DIRECTIONS
Find how many lines in the material hold the word "best", then state that number and nothing more.

[Start RECORDS TO USE]

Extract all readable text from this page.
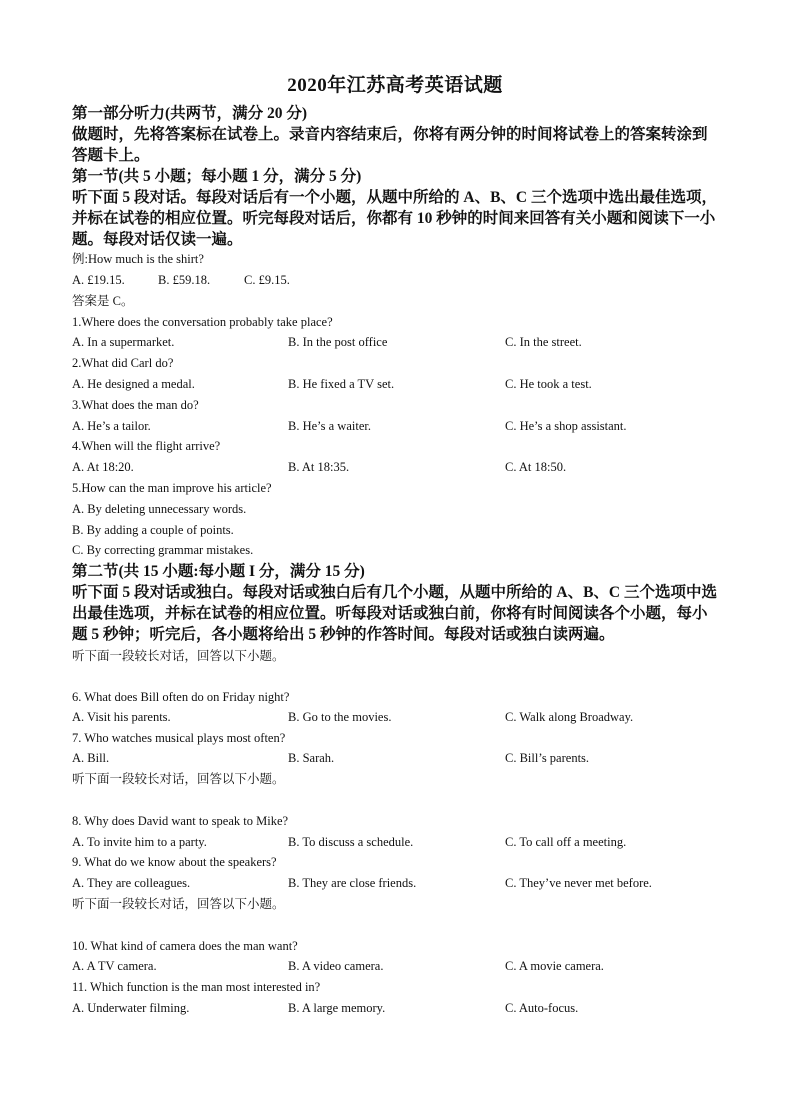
2020年江苏高考英语试题
第一部分听力(共两节，满分 20 分)
做题时，先将答案标在试卷上。录音内容结束后，你将有两分钟的时间将试卷上的答案转涂到答题卡上。
第一节(共 5 小题；每小题 1 分，满分 5 分)
听下面 5 段对话。每段对话后有一个小题，从题中所给的 A、B、C 三个选项中选出最佳选项，并标在试卷的相应位置。听完每段对话后，你都有 10 秒钟的时间来回答有关小题和阅读下一小题。每段对话仅读一遍。
例:How much is the shirt?
A. £19.15.	B. £59.18.	C. £9.15.
答案是 C。
1.Where does the conversation probably take place?
A. In a supermarket.	B. In the post office	C. In the street.
2.What did Carl do?
A. He designed a medal.	B. He fixed a TV set.	C. He took a test.
3.What does the man do?
A. He’s a tailor.	B. He’s a waiter.	C. He’s a shop assistant.
4.When will the flight arrive?
A. At 18:20.	B. At 18:35.	C. At 18:50.
5.How can the man improve his article?
A. By deleting unnecessary words.
B. By adding a couple of points.
C. By correcting grammar mistakes.
第二节(共 15 小题:每小题 I 分，满分 15 分)
听下面 5 段对话或独白。每段对话或独白后有几个小题，从题中所给的 A、B、C 三个选项中选出最佳选项，并标在试卷的相应位置。听每段对话或独白前，你将有时间阅读各个小题，每小题 5 秒钟；听完后，各小题将给出 5 秒钟的作答时间。每段对话或独白读两遍。
听下面一段较长对话，回答以下小题。
6. What does Bill often do on Friday night?
A. Visit his parents.	B. Go to the movies.	C. Walk along Broadway.
7. Who watches musical plays most often?
A. Bill.	B. Sarah.	C. Bill’s parents.
听下面一段较长对话，回答以下小题。
8. Why does David want to speak to Mike?
A. To invite him to a party.	B. To discuss a schedule.	C. To call off a meeting.
9. What do we know about the speakers?
A. They are colleagues.	B. They are close friends.	C. They’ve never met before.
听下面一段较长对话，回答以下小题。
10. What kind of camera does the man want?
A. A TV camera.	B. A video camera.	C. A movie camera.
11. Which function is the man most interested in?
A. Underwater filming.	B. A large memory.	C. Auto-focus.
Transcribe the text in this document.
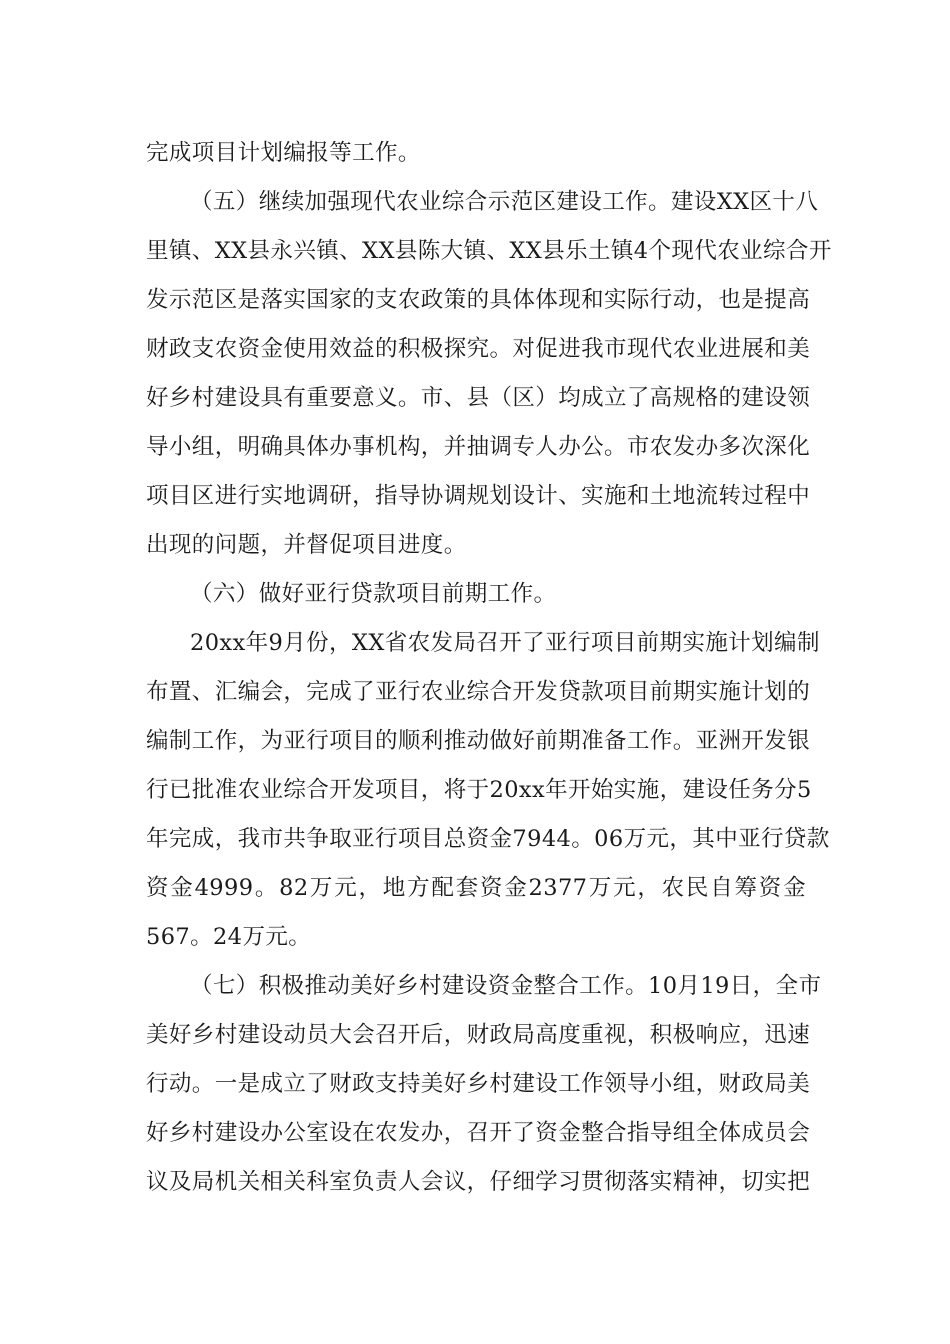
完成项目计划编报等工作。
（五）继续加强现代农业综合示范区建设工作。建设XX区十八
里镇、XX县永兴镇、XX县陈大镇、XX县乐土镇4个现代农业综合开
发示范区是落实国家的支农政策的具体体现和实际行动，也是提高
财政支农资金使用效益的积极探究。对促进我市现代农业进展和美
好乡村建设具有重要意义。市、县（区）均成立了高规格的建设领
导小组，明确具体办事机构，并抽调专人办公。市农发办多次深化
项目区进行实地调研，指导协调规划设计、实施和土地流转过程中
出现的问题，并督促项目进度。
（六）做好亚行贷款项目前期工作。
20xx年9月份，XX省农发局召开了亚行项目前期实施计划编制
布置、汇编会，完成了亚行农业综合开发贷款项目前期实施计划的
编制工作，为亚行项目的顺利推动做好前期准备工作。亚洲开发银
行已批准农业综合开发项目，将于20xx年开始实施，建设任务分5
年完成，我市共争取亚行项目总资金7944。06万元，其中亚行贷款
资金4999。82万元，地方配套资金2377万元，农民自筹资金
567。24万元。
（七）积极推动美好乡村建设资金整合工作。10月19日，全市
美好乡村建设动员大会召开后，财政局高度重视，积极响应，迅速
行动。一是成立了财政支持美好乡村建设工作领导小组，财政局美
好乡村建设办公室设在农发办，召开了资金整合指导组全体成员会
议及局机关相关科室负责人会议，仔细学习贯彻落实精神，切实把
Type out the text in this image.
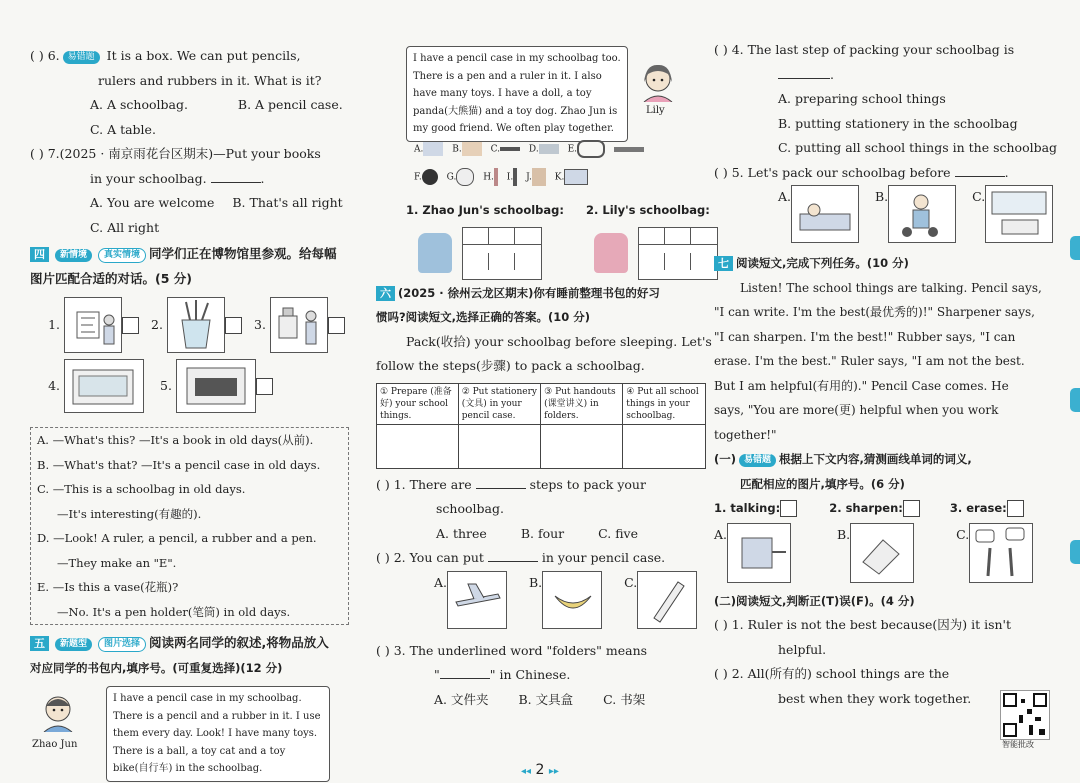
( ) 6. 易错题 It is a box. We can put pencils,
rulers and rubbers in it. What is it?
A. A schoolbag.	B. A pencil case.
C. A table.
( ) 7.(2025 · 南京雨花台区期末)—Put your books
in your schoolbag.	.
A. You are welcome B. That's all right
C. All right
四 新情境 真实情境 同学们正在博物馆里参观。给每幅
图片匹配合适的对话。(5 分)
1.	2.	3.
4.	5.
A. —What's this? —It's a book in old days(从前).
B. —What's that? —It's a pencil case in old days.
C. —This is a schoolbag in old days.
—It's interesting(有趣的).
D. —Look! A ruler, a pencil, a rubber and a pen.
—They make an "E".
E. —Is this a vase(花瓶)?
—No. It's a pen holder(笔筒) in old days.
五 新题型 图片选择 阅读两名同学的叙述,将物品放入
对应同学的书包内,填序号。(可重复选择)(12 分)
Zhao Jun
I have a pencil case in my schoolbag. There is a pencil and a rubber in it. I use them every day. Look! I have many toys. There is a ball, a toy cat and a toy bike(自行车) in the schoolbag.
I have a pencil case in my schoolbag too. There is a pen and a ruler in it. I also have many toys. I have a doll, a toy panda(大熊猫) and a toy dog. Zhao Jun is my good friend. We often play together.
Lily
A.	B.	C.	D.	E.
F.	G.	H. I. J.	K.
1. Zhao Jun's schoolbag: 2. Lily's schoolbag:

六 (2025 · 徐州云龙区期末)你有睡前整理书包的好习
惯吗?阅读短文,选择正确的答案。(10 分)
Pack(收拾) your schoolbag before sleeping. Let's
follow the steps(步骤) to pack a schoolbag.
① Prepare (准备好) your school things.	② Put stationery (文具) in your pencil case.	③ Put handouts (课堂讲义) in folders.	④ Put all school things in your schoolbag.

( ) 1. There are	steps to pack your
schoolbag.
A. three	B. four	C. five
( ) 2. You can put	in your pencil case.
A.	B.	C.
( ) 3. The underlined word "folders" means
"	" in Chinese.
A. 文件夹 B. 文具盒 C. 书架
( ) 4. The last step of packing your schoolbag is
.
A. preparing school things
B. putting stationery in the schoolbag
C. putting all school things in the schoolbag
( ) 5. Let's pack our schoolbag before	.
A.	B.	C.
七 阅读短文,完成下列任务。(10 分)
Listen! The school things are talking. Pencil says,
"I can write. I'm the best(最优秀的)!" Sharpener says,
"I can sharpen. I'm the best!" Rubber says, "I can
erase. I'm the best." Ruler says, "I am not the best.
But I am helpful(有用的)." Pencil Case comes. He
says, "You are more(更) helpful when you work
together!"
(一) 易错题 根据上下文内容,猜测画线单词的词义,
匹配相应的图片,填序号。(6 分)
1. talking:	2. sharpen:	3. erase:
A.	B.	C.
(二)阅读短文,判断正(T)误(F)。(4 分)
( ) 1. Ruler is not the best because(因为) it isn't
helpful.
( ) 2. All(所有的) school things are the
best when they work together.
智能批改
◂◂ 2 ▸▸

[End RECORDS TO USE]

REPLY
5